2) In the tradition of the kaTha-s and the maitrAyaNIya-s a special agnihotra of 12 days is offered if rudra seizes his animals. In this ritual as per the kaTha-s he makes a recitation of an offering mantra where he replaces the name rudra with jAtavedas – an euphemism to avoid the dread of rudra. In the KS and MS it is mentioned that rudra smears the plants with poison and so the cattle are unable to eat it. The poison is removed by prajApati via the action of agni. This is given as reason for the samidh offered to prajApati, and at the same time evokes the dread to rudra.

3) The tradition of the aitareya brAhmaNa the hotar introduces peculiar vikR^iti-s to the R^ik RV 2.33.1 so that the fury of rudra does not fall on the yajamAna:
In place of the actual mantra he recites:
A te pitar marutAM sumnam etu mA naH sUryasya sandR^iSho yuyothAH |
tvaM no vIro arvati kShameta pra jAyemahi rudriya prajAbhiH ||
This brAhmaNa tradition holds that by using “tvaM naH” in place of the original “abhi naH” rudra is not directed toward the yajamAna’s family and cattle. By using rudriya instead of rudra he reduces the terror arising from the mention of the real name of rudra, who has just been described in the brAhmaNa as having slain prajApati. Alternatively the hotar might entirely drop this mantra and substitute it with the gAyatrI to rudra composed by gotamo rAhUgaNa (RV 1.43.6):
shaM naH karatyarvate sugaM meShAya meShye | nR^ibhyo nAribhyo gave ||
The brAhmaNa explains this substitution by indicating that this mantra does not mention rudra by name and thereby averts the terror arising from the mention of his name. Secondly, it begins with the positive word shaM, which indicates auspiciousness.

•••••

*Problem 1*:
Answer these from the passage on rudra:
(a) In the tradition of the kaTha-s and the maitrAyaNIya-s, how many days does the special agnihotra last when rudra seizes his animals?
(b) What name do the kaTha-s put in place of rudra in the offering mantra?
(c) With what positive word does the gAyatrI to rudra by gotamo rAhUgaNa begin?
*Problem 2*:
Quote the stretch of the passage on rudra from "2) In the tradition" through "dread to rudra.".

*Material supplied*:
•••••

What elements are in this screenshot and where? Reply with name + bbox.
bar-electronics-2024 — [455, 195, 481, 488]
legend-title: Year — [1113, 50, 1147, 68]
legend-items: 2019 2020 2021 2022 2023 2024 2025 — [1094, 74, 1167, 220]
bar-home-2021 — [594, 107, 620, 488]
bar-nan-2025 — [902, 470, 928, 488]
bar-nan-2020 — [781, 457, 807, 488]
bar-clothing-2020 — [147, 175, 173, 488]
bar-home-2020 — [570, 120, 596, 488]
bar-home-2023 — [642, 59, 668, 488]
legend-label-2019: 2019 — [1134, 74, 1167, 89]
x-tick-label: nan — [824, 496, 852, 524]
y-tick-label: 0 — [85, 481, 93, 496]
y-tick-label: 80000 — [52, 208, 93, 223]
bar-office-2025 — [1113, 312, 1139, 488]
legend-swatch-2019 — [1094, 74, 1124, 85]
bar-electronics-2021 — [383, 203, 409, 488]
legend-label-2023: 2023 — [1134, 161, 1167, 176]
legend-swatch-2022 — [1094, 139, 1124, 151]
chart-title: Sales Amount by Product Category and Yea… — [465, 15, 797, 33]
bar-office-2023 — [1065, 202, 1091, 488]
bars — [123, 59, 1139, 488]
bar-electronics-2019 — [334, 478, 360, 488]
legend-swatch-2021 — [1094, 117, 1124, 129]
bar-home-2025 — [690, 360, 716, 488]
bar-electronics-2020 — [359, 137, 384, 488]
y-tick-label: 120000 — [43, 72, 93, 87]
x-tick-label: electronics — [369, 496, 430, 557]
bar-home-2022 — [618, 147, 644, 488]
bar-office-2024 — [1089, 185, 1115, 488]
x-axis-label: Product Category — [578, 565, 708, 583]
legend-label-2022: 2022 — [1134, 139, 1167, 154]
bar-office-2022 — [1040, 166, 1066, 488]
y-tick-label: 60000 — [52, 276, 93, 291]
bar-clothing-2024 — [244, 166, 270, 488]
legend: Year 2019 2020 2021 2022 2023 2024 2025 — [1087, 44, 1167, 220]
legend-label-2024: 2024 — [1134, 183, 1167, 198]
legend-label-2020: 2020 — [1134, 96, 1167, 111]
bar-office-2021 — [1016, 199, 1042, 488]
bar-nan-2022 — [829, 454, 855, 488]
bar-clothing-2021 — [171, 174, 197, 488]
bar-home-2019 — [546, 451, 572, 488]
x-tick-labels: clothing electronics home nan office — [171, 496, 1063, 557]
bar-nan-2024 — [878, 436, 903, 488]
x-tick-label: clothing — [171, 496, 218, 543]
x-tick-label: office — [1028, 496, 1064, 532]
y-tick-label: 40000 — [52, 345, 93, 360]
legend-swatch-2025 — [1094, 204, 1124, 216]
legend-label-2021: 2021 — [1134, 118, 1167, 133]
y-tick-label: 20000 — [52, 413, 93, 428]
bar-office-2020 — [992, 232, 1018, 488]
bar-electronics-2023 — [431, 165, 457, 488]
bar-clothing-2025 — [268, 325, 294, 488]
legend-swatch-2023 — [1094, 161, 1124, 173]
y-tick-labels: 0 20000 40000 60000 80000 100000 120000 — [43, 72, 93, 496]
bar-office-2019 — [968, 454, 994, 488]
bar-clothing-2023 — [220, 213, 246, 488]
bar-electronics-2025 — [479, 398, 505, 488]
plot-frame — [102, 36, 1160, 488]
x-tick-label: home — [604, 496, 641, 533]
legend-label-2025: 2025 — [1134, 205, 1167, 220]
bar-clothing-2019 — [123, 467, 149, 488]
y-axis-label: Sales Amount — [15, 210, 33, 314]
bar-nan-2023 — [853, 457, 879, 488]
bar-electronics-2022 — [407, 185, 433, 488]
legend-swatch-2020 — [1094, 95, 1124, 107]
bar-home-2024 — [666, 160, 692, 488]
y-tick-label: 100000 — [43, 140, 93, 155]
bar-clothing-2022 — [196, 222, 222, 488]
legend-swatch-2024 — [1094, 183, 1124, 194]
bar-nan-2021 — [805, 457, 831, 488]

•••••

*Reply 1*:
(a) 12 days
(b) jAtavedas
(c) shaM

*Reply 2*:
2) In the tradition of the kaTha-s and the maitrAyaNIya-s a special agnihotra of 12 days is offered if rudra seizes his animals. In this ritual as per the kaTha-s he makes a recitation of an offering mantra where he replaces the name rudra with jAtavedas – an euphemism to avoid the dread of rudra. In the KS and MS it is mentioned that rudra smears the plants with poison and so the cattle are unable to eat it. The poison is removed by prajApati via the action of agni. This is given as reason for the samidh offered to prajApati, and at the same time evokes the dread to rudra.